> _Record set_
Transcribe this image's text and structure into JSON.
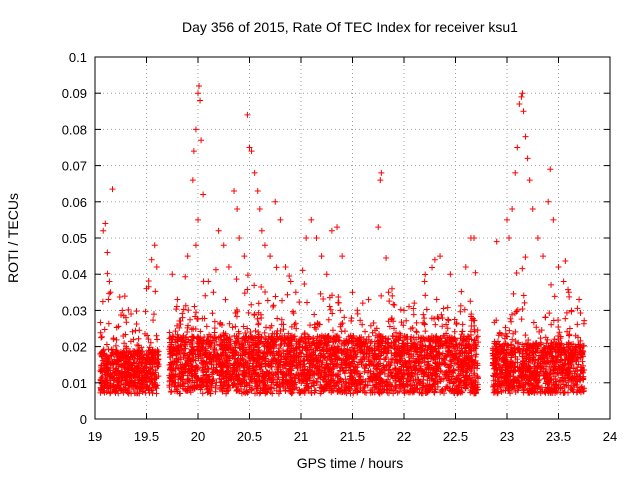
{
  "chart_data": {
    "type": "scatter",
    "title": "Day 356 of 2015, Rate Of TEC Index for receiver ksu1",
    "xlabel": "GPS time / hours",
    "ylabel": "ROTI / TECUs",
    "xlim": [
      19,
      24
    ],
    "ylim": [
      0,
      0.1
    ],
    "x_ticks": [
      19,
      19.5,
      20,
      20.5,
      21,
      21.5,
      22,
      22.5,
      23,
      23.5,
      24
    ],
    "x_tick_labels": [
      "19",
      "19.5",
      "20",
      "20.5",
      "21",
      "21.5",
      "22",
      "22.5",
      "23",
      "23.5",
      "24"
    ],
    "y_ticks": [
      0,
      0.01,
      0.02,
      0.03,
      0.04,
      0.05,
      0.06,
      0.07,
      0.08,
      0.09,
      0.1
    ],
    "y_tick_labels": [
      "0",
      "0.01",
      "0.02",
      "0.03",
      "0.04",
      "0.05",
      "0.06",
      "0.07",
      "0.08",
      "0.09",
      "0.1"
    ],
    "grid": true,
    "marker": "+",
    "color": "#ff0000",
    "segments": [
      {
        "x_start": 19.05,
        "x_end": 19.62,
        "base": 0.013,
        "spread": 0.006
      },
      {
        "x_start": 19.72,
        "x_end": 22.72,
        "base": 0.015,
        "spread": 0.008
      },
      {
        "x_start": 22.86,
        "x_end": 23.75,
        "base": 0.014,
        "spread": 0.007
      }
    ],
    "elevated_points": [
      [
        19.08,
        0.052
      ],
      [
        19.1,
        0.054
      ],
      [
        19.12,
        0.046
      ],
      [
        19.14,
        0.038
      ],
      [
        19.15,
        0.035
      ],
      [
        19.13,
        0.033
      ],
      [
        19.17,
        0.0635
      ],
      [
        19.3,
        0.028
      ],
      [
        19.35,
        0.029
      ],
      [
        19.5,
        0.036
      ],
      [
        19.55,
        0.044
      ],
      [
        19.58,
        0.048
      ],
      [
        19.6,
        0.042
      ],
      [
        19.75,
        0.04
      ],
      [
        19.8,
        0.033
      ],
      [
        19.85,
        0.028
      ],
      [
        19.9,
        0.045
      ],
      [
        19.95,
        0.066
      ],
      [
        19.96,
        0.074
      ],
      [
        19.98,
        0.08
      ],
      [
        20.0,
        0.09
      ],
      [
        20.01,
        0.092
      ],
      [
        20.02,
        0.088
      ],
      [
        20.03,
        0.077
      ],
      [
        20.05,
        0.062
      ],
      [
        20.0,
        0.055
      ],
      [
        19.98,
        0.048
      ],
      [
        20.1,
        0.038
      ],
      [
        20.15,
        0.035
      ],
      [
        20.2,
        0.052
      ],
      [
        20.25,
        0.048
      ],
      [
        20.3,
        0.042
      ],
      [
        20.35,
        0.063
      ],
      [
        20.38,
        0.058
      ],
      [
        20.4,
        0.05
      ],
      [
        20.45,
        0.045
      ],
      [
        20.48,
        0.084
      ],
      [
        20.5,
        0.075
      ],
      [
        20.52,
        0.074
      ],
      [
        20.55,
        0.068
      ],
      [
        20.58,
        0.063
      ],
      [
        20.6,
        0.058
      ],
      [
        20.62,
        0.052
      ],
      [
        20.65,
        0.048
      ],
      [
        20.7,
        0.045
      ],
      [
        20.75,
        0.06
      ],
      [
        20.8,
        0.055
      ],
      [
        20.85,
        0.042
      ],
      [
        20.9,
        0.038
      ],
      [
        20.95,
        0.035
      ],
      [
        21.05,
        0.05
      ],
      [
        21.1,
        0.055
      ],
      [
        21.15,
        0.05
      ],
      [
        21.2,
        0.045
      ],
      [
        21.25,
        0.04
      ],
      [
        21.3,
        0.052
      ],
      [
        21.35,
        0.053
      ],
      [
        21.4,
        0.045
      ],
      [
        21.5,
        0.035
      ],
      [
        21.6,
        0.032
      ],
      [
        21.75,
        0.053
      ],
      [
        21.77,
        0.066
      ],
      [
        21.78,
        0.068
      ],
      [
        21.85,
        0.035
      ],
      [
        22.0,
        0.03
      ],
      [
        22.1,
        0.032
      ],
      [
        22.2,
        0.038
      ],
      [
        22.3,
        0.044
      ],
      [
        22.35,
        0.045
      ],
      [
        22.45,
        0.04
      ],
      [
        22.6,
        0.042
      ],
      [
        22.65,
        0.05
      ],
      [
        22.68,
        0.05
      ],
      [
        22.9,
        0.049
      ],
      [
        23.0,
        0.055
      ],
      [
        23.02,
        0.05
      ],
      [
        23.05,
        0.058
      ],
      [
        23.08,
        0.068
      ],
      [
        23.1,
        0.075
      ],
      [
        23.12,
        0.087
      ],
      [
        23.14,
        0.089
      ],
      [
        23.15,
        0.09
      ],
      [
        23.16,
        0.085
      ],
      [
        23.18,
        0.078
      ],
      [
        23.2,
        0.072
      ],
      [
        23.22,
        0.066
      ],
      [
        23.25,
        0.058
      ],
      [
        23.3,
        0.05
      ],
      [
        23.35,
        0.045
      ],
      [
        23.4,
        0.06
      ],
      [
        23.42,
        0.069
      ],
      [
        23.45,
        0.055
      ],
      [
        23.5,
        0.042
      ],
      [
        23.55,
        0.038
      ],
      [
        23.6,
        0.035
      ],
      [
        23.7,
        0.033
      ]
    ]
  }
}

> _Problem_
Without including any pictures, print each record exactly.

> _Written response_
Transcribe this image's text and structure into JSON.
{
  "chart_data": {
    "type": "scatter",
    "title": "Day 356 of 2015, Rate Of TEC Index for receiver ksu1",
    "xlabel": "GPS time / hours",
    "ylabel": "ROTI / TECUs",
    "xlim": [
      19,
      24
    ],
    "ylim": [
      0,
      0.1
    ],
    "x_ticks": [
      19,
      19.5,
      20,
      20.5,
      21,
      21.5,
      22,
      22.5,
      23,
      23.5,
      24
    ],
    "x_tick_labels": [
      "19",
      "19.5",
      "20",
      "20.5",
      "21",
      "21.5",
      "22",
      "22.5",
      "23",
      "23.5",
      "24"
    ],
    "y_ticks": [
      0,
      0.01,
      0.02,
      0.03,
      0.04,
      0.05,
      0.06,
      0.07,
      0.08,
      0.09,
      0.1
    ],
    "y_tick_labels": [
      "0",
      "0.01",
      "0.02",
      "0.03",
      "0.04",
      "0.05",
      "0.06",
      "0.07",
      "0.08",
      "0.09",
      "0.1"
    ],
    "grid": true,
    "marker": "+",
    "color": "#ff0000",
    "segments": [
      {
        "x_start": 19.05,
        "x_end": 19.62,
        "base": 0.013,
        "spread": 0.006
      },
      {
        "x_start": 19.72,
        "x_end": 22.72,
        "base": 0.015,
        "spread": 0.008
      },
      {
        "x_start": 22.86,
        "x_end": 23.75,
        "base": 0.014,
        "spread": 0.007
      }
    ],
    "elevated_points": [
      [
        19.08,
        0.052
      ],
      [
        19.1,
        0.054
      ],
      [
        19.12,
        0.046
      ],
      [
        19.14,
        0.038
      ],
      [
        19.15,
        0.035
      ],
      [
        19.13,
        0.033
      ],
      [
        19.17,
        0.0635
      ],
      [
        19.3,
        0.028
      ],
      [
        19.35,
        0.029
      ],
      [
        19.5,
        0.036
      ],
      [
        19.55,
        0.044
      ],
      [
        19.58,
        0.048
      ],
      [
        19.6,
        0.042
      ],
      [
        19.75,
        0.04
      ],
      [
        19.8,
        0.033
      ],
      [
        19.85,
        0.028
      ],
      [
        19.9,
        0.045
      ],
      [
        19.95,
        0.066
      ],
      [
        19.96,
        0.074
      ],
      [
        19.98,
        0.08
      ],
      [
        20.0,
        0.09
      ],
      [
        20.01,
        0.092
      ],
      [
        20.02,
        0.088
      ],
      [
        20.03,
        0.077
      ],
      [
        20.05,
        0.062
      ],
      [
        20.0,
        0.055
      ],
      [
        19.98,
        0.048
      ],
      [
        20.1,
        0.038
      ],
      [
        20.15,
        0.035
      ],
      [
        20.2,
        0.052
      ],
      [
        20.25,
        0.048
      ],
      [
        20.3,
        0.042
      ],
      [
        20.35,
        0.063
      ],
      [
        20.38,
        0.058
      ],
      [
        20.4,
        0.05
      ],
      [
        20.45,
        0.045
      ],
      [
        20.48,
        0.084
      ],
      [
        20.5,
        0.075
      ],
      [
        20.52,
        0.074
      ],
      [
        20.55,
        0.068
      ],
      [
        20.58,
        0.063
      ],
      [
        20.6,
        0.058
      ],
      [
        20.62,
        0.052
      ],
      [
        20.65,
        0.048
      ],
      [
        20.7,
        0.045
      ],
      [
        20.75,
        0.06
      ],
      [
        20.8,
        0.055
      ],
      [
        20.85,
        0.042
      ],
      [
        20.9,
        0.038
      ],
      [
        20.95,
        0.035
      ],
      [
        21.05,
        0.05
      ],
      [
        21.1,
        0.055
      ],
      [
        21.15,
        0.05
      ],
      [
        21.2,
        0.045
      ],
      [
        21.25,
        0.04
      ],
      [
        21.3,
        0.052
      ],
      [
        21.35,
        0.053
      ],
      [
        21.4,
        0.045
      ],
      [
        21.5,
        0.035
      ],
      [
        21.6,
        0.032
      ],
      [
        21.75,
        0.053
      ],
      [
        21.77,
        0.066
      ],
      [
        21.78,
        0.068
      ],
      [
        21.85,
        0.035
      ],
      [
        22.0,
        0.03
      ],
      [
        22.1,
        0.032
      ],
      [
        22.2,
        0.038
      ],
      [
        22.3,
        0.044
      ],
      [
        22.35,
        0.045
      ],
      [
        22.45,
        0.04
      ],
      [
        22.6,
        0.042
      ],
      [
        22.65,
        0.05
      ],
      [
        22.68,
        0.05
      ],
      [
        22.9,
        0.049
      ],
      [
        23.0,
        0.055
      ],
      [
        23.02,
        0.05
      ],
      [
        23.05,
        0.058
      ],
      [
        23.08,
        0.068
      ],
      [
        23.1,
        0.075
      ],
      [
        23.12,
        0.087
      ],
      [
        23.14,
        0.089
      ],
      [
        23.15,
        0.09
      ],
      [
        23.16,
        0.085
      ],
      [
        23.18,
        0.078
      ],
      [
        23.2,
        0.072
      ],
      [
        23.22,
        0.066
      ],
      [
        23.25,
        0.058
      ],
      [
        23.3,
        0.05
      ],
      [
        23.35,
        0.045
      ],
      [
        23.4,
        0.06
      ],
      [
        23.42,
        0.069
      ],
      [
        23.45,
        0.055
      ],
      [
        23.5,
        0.042
      ],
      [
        23.55,
        0.038
      ],
      [
        23.6,
        0.035
      ],
      [
        23.7,
        0.033
      ]
    ]
  }
}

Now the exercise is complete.